Source extract -
BEGIN
News, Updates, Musings
I am sitting here tonight, a rather cold night, reading about a five year old boy, a very disturbed child who had been abandoned in a crib during a house fire and is being treated with play therapy by Annie Rogers. In “A Shining Affliction” Rogers writes about her therapy with this boy, Ben, and about how his trauma reopened her own. It’s not only a painful read, it is one that I find reopens my own trauma as well. As I read this book I almost, not almost, I really feel as if I am five years old again. And yet Annie writes as if in anticipation of the reader, too, falling apart. There is a quiet, felt reassurance. After the following passage I had to stop reading as it was becoming too much to hold;
“He did not give up. His vital being demanded contact. And now he goes on recreating the torment, trying forever to reinstate the missing response. I am certain that his pain is precisely as serious as it sounds.”
This comes after having to restrain Ben as he bites and hits Annie, securing him to the floor so that he cannot harm either one of them. Annie interprets this as the only way Ben knows how to get what he truly needs and never got; an appropriate response and someone to keep him safe through contact.
This set off my own inner landmines and I felt sixteen again. At that time I was institutionalized for two years. Often I did such similar things to reinstate the missing response of rescue, of people to keep me safe. I would attempt to jump from high stairwell landings in the hospital, less to kill myself than to be grabbed and held to the floor, to be kept safe by someone, anyone, through the contact of rescue.
END
Your objective - From the post about reading "A Shining Affliction," pull out everything from "This comes after" down to "safe through contact.".

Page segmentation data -
BEGIN
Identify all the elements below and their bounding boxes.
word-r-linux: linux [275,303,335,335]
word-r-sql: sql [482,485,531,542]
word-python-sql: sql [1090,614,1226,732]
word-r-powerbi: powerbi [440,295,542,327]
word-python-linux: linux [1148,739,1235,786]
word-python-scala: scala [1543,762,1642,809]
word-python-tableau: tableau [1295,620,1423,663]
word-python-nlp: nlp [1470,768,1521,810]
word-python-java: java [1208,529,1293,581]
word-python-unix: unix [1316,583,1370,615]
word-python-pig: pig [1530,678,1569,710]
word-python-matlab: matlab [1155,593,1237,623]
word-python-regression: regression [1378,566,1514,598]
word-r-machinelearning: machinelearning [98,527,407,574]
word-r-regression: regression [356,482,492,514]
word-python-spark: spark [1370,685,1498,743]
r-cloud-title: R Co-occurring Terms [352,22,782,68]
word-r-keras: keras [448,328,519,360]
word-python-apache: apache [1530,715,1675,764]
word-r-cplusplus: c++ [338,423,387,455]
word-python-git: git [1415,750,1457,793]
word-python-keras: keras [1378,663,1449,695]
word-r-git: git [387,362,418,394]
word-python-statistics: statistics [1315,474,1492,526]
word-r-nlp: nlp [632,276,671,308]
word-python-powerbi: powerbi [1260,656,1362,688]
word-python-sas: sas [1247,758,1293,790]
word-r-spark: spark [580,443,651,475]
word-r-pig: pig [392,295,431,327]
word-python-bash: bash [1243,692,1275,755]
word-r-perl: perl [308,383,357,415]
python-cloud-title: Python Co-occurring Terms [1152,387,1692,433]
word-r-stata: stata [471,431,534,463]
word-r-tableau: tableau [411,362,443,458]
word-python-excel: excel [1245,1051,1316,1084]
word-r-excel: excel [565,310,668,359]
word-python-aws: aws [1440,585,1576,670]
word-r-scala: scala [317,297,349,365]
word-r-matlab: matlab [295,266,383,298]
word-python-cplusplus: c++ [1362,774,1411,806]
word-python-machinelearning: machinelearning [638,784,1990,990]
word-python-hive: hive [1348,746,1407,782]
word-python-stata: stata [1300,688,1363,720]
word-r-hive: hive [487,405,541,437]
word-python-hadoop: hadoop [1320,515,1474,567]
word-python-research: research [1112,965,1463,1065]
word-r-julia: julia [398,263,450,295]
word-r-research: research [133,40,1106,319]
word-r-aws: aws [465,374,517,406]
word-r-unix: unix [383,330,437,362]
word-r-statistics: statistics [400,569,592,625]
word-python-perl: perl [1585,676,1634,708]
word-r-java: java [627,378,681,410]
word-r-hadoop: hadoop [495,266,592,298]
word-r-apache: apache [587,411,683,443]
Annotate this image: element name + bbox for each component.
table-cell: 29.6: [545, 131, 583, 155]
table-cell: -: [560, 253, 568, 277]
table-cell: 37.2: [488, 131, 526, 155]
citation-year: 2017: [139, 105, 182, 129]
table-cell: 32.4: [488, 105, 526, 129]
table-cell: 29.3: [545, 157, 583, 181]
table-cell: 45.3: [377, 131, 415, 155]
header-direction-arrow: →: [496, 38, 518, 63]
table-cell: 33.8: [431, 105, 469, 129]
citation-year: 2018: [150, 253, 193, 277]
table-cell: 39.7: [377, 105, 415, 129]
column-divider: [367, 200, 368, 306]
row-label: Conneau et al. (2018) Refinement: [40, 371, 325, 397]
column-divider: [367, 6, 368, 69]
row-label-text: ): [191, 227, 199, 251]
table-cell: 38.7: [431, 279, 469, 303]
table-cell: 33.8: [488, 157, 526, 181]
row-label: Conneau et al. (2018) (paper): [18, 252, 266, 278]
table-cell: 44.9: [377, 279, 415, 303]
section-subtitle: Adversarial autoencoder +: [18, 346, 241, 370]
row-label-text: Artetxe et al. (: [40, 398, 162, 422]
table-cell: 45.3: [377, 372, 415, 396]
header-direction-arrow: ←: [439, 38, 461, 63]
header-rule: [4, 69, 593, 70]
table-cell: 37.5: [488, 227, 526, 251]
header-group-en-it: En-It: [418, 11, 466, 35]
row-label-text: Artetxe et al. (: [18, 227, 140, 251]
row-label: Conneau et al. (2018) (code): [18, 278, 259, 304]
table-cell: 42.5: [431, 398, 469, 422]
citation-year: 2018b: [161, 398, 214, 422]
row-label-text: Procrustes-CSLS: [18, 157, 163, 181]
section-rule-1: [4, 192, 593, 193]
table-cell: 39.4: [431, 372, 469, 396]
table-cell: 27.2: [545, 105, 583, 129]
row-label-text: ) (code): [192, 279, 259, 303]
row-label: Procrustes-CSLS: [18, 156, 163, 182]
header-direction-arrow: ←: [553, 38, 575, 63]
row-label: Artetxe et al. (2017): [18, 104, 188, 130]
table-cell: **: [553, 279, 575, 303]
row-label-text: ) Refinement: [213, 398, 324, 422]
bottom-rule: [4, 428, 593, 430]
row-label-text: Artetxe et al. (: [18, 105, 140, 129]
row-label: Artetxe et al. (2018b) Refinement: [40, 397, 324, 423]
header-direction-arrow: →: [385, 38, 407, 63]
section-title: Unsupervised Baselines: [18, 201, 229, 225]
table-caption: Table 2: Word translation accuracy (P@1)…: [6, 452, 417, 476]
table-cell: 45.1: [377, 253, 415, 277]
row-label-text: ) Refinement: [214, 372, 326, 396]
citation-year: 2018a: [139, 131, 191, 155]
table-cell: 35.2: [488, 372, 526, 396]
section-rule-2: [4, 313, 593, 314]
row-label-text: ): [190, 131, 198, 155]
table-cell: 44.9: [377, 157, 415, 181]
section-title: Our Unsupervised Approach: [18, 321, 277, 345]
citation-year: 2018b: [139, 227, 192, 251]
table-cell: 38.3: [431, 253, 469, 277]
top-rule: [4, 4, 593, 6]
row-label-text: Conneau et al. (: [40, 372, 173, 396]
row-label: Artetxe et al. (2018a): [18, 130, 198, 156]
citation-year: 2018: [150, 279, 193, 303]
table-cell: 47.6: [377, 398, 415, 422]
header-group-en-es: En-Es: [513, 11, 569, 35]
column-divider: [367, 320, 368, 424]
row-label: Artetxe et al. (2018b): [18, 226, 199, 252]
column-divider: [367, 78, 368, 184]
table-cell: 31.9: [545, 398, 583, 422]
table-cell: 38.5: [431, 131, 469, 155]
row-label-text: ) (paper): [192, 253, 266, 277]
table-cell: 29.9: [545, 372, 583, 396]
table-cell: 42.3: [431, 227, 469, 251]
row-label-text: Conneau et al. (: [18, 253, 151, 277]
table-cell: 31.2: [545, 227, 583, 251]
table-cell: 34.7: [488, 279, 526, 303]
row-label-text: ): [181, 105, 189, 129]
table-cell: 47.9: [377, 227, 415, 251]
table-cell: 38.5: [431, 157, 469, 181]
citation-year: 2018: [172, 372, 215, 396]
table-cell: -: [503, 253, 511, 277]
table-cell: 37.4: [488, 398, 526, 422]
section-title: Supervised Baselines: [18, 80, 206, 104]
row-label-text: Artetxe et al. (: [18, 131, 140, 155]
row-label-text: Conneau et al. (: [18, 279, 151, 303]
END
Exercise answer -
This comes after having to restrain Ben as he bites and hits Annie, securing him to the floor so that he cannot harm either one of them. Annie interprets this as the only way Ben knows how to get what he truly needs and never got; an appropriate response and someone to keep him safe through contact.